#### INSTRUCTIONS FOR THE TASK
Return all the entries exactly, keeping pictures out.

[Records contained in a dataset]
· · · · · · ·
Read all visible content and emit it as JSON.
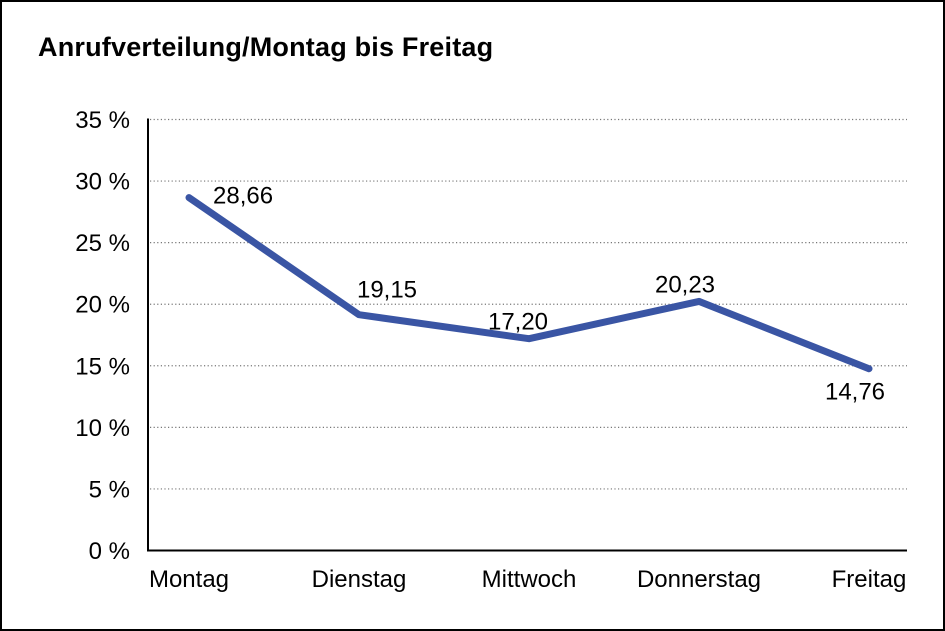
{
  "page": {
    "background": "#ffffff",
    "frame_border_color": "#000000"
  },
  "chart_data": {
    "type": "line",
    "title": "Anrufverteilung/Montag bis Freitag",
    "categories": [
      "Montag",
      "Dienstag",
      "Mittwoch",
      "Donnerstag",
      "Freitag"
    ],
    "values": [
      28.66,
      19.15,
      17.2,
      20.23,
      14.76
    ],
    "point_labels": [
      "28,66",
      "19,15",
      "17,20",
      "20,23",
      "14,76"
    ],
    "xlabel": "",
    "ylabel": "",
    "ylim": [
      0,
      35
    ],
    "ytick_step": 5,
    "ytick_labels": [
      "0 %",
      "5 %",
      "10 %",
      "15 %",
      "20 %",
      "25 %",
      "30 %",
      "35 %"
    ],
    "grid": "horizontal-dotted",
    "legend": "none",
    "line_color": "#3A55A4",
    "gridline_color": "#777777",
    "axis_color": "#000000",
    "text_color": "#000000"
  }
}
· · · · · · ·
#### COMPLETE ANSWER
Read all visible content and emit it as JSON.
{
  "page": {
    "background": "#ffffff",
    "frame_border_color": "#000000"
  },
  "chart_data": {
    "type": "line",
    "title": "Anrufverteilung/Montag bis Freitag",
    "categories": [
      "Montag",
      "Dienstag",
      "Mittwoch",
      "Donnerstag",
      "Freitag"
    ],
    "values": [
      28.66,
      19.15,
      17.2,
      20.23,
      14.76
    ],
    "point_labels": [
      "28,66",
      "19,15",
      "17,20",
      "20,23",
      "14,76"
    ],
    "xlabel": "",
    "ylabel": "",
    "ylim": [
      0,
      35
    ],
    "ytick_step": 5,
    "ytick_labels": [
      "0 %",
      "5 %",
      "10 %",
      "15 %",
      "20 %",
      "25 %",
      "30 %",
      "35 %"
    ],
    "grid": "horizontal-dotted",
    "legend": "none",
    "line_color": "#3A55A4",
    "gridline_color": "#777777",
    "axis_color": "#000000",
    "text_color": "#000000"
  }
}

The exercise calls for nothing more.